Dataset records on visual material:
********
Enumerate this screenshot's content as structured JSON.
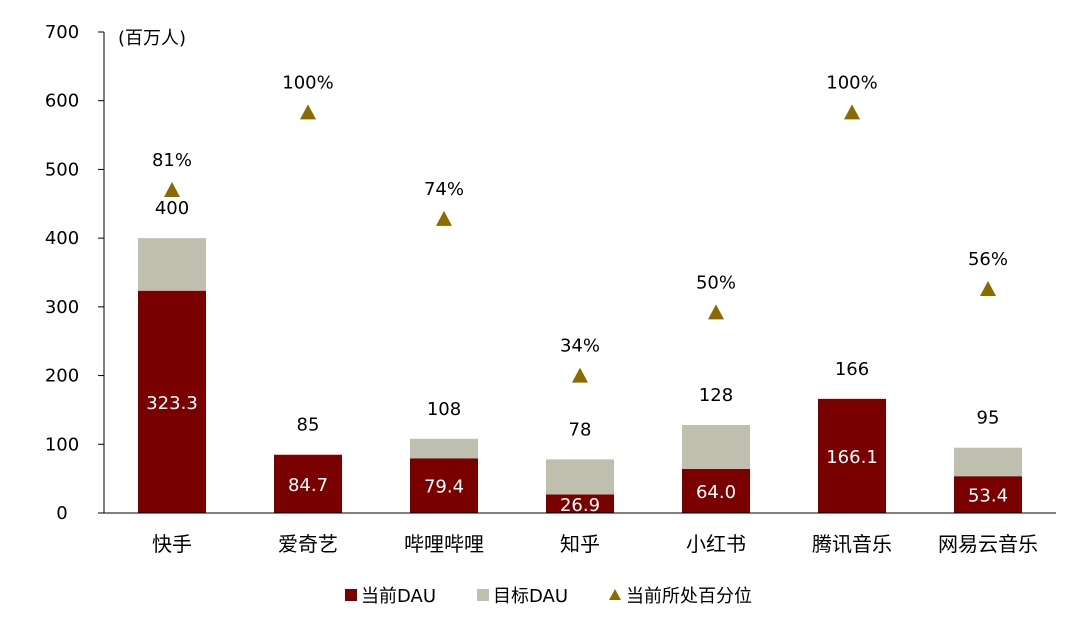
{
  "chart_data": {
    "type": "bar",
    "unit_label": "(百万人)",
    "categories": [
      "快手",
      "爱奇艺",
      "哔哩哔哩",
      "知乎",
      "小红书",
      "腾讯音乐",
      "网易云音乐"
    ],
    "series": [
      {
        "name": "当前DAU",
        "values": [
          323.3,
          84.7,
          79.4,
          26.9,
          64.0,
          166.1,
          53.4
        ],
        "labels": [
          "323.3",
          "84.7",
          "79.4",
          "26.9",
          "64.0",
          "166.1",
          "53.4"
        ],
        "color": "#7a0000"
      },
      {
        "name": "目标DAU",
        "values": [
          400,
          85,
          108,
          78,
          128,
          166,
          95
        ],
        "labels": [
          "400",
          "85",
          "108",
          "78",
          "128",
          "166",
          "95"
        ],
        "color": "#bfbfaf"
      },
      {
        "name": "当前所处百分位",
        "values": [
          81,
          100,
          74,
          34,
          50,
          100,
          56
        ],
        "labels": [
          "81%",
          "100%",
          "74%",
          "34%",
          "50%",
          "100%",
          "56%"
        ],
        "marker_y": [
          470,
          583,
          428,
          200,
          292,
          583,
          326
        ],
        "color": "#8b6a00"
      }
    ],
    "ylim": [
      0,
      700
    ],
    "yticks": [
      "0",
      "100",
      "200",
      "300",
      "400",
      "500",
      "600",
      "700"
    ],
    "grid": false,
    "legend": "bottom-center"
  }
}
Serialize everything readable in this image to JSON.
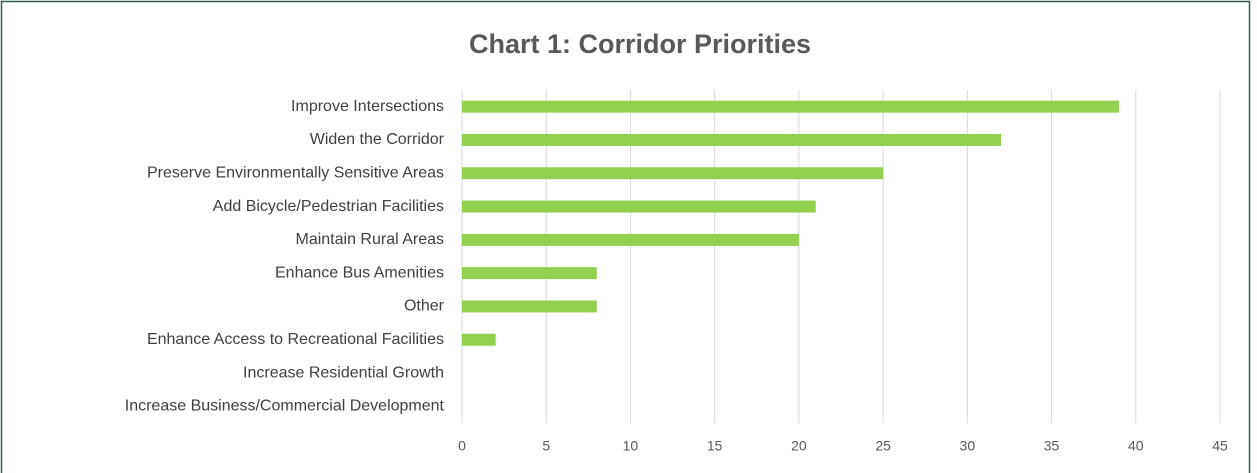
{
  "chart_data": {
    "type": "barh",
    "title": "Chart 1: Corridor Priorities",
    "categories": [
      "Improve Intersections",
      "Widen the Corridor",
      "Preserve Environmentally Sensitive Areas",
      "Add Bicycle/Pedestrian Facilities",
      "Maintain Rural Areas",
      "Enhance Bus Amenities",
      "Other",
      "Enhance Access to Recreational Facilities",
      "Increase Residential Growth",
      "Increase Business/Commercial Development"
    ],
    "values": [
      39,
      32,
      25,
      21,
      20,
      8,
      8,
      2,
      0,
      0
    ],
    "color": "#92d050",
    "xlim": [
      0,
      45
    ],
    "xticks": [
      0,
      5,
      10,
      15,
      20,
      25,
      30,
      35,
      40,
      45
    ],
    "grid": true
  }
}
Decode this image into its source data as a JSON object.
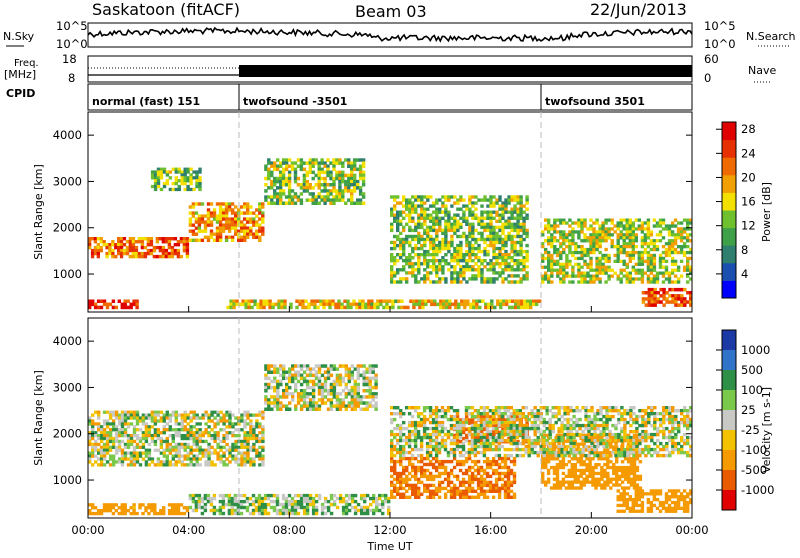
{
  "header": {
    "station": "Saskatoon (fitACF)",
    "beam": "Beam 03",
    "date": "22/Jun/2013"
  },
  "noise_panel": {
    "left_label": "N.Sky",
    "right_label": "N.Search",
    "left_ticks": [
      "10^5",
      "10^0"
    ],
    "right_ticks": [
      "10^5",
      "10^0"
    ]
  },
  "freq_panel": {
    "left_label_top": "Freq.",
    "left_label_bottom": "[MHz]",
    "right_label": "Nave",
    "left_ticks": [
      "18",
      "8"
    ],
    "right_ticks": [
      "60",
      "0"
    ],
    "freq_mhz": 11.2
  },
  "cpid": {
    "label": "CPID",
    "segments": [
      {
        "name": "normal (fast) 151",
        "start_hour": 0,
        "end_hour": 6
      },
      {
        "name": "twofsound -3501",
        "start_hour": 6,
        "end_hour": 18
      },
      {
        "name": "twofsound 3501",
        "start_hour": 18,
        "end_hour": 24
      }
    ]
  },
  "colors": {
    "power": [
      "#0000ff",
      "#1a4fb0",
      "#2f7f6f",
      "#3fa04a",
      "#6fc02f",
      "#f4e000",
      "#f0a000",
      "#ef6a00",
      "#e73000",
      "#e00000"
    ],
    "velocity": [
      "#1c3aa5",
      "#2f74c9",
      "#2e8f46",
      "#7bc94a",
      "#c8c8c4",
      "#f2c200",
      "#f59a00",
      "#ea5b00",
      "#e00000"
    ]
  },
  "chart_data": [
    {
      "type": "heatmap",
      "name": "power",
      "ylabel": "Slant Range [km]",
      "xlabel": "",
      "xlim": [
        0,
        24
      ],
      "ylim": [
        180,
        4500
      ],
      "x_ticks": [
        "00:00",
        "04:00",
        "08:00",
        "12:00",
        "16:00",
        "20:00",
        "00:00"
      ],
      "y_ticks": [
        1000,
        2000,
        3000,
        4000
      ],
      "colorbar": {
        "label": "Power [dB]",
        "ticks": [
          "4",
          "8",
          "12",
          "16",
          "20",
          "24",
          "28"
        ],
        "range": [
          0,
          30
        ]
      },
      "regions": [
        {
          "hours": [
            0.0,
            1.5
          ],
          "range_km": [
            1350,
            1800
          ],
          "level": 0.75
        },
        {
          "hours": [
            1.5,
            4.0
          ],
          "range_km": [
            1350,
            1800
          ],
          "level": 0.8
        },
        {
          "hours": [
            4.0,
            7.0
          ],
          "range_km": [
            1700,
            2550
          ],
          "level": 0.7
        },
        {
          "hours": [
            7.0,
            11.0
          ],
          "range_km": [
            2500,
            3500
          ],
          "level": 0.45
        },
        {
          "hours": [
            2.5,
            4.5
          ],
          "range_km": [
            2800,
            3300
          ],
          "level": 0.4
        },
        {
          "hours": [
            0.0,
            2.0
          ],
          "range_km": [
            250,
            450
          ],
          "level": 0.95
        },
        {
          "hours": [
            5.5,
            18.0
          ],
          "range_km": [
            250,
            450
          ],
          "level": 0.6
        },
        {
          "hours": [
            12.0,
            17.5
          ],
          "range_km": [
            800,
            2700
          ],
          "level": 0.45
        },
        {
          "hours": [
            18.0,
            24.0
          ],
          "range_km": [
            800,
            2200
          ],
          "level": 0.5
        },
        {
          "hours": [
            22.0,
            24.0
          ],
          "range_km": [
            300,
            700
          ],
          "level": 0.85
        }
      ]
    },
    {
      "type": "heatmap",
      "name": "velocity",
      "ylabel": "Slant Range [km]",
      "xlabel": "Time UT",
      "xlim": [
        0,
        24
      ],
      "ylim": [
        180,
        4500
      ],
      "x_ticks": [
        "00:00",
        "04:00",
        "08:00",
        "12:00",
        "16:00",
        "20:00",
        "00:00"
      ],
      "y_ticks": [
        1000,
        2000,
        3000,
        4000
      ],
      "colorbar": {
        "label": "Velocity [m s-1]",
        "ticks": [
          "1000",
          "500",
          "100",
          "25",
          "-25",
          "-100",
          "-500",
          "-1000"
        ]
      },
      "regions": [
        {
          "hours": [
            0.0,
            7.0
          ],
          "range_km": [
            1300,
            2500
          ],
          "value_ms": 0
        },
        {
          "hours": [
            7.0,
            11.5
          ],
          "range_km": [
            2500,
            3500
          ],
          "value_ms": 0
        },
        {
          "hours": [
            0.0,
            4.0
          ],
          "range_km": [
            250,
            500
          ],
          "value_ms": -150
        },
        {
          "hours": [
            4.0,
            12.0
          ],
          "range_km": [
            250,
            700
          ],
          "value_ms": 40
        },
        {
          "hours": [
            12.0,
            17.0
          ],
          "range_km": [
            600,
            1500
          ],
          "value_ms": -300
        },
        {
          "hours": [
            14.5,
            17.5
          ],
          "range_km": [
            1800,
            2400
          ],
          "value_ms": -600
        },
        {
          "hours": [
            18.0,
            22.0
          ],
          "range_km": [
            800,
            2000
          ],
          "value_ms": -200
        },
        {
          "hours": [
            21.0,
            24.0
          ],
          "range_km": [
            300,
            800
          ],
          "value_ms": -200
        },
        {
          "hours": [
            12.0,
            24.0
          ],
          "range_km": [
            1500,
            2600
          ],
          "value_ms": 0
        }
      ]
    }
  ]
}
********
» Problem: Copy out all lines that carry the word "Enhance".

» Full output:
      "Enhance Bus Amenities",
      "Enhance Access to Recreational Facilities",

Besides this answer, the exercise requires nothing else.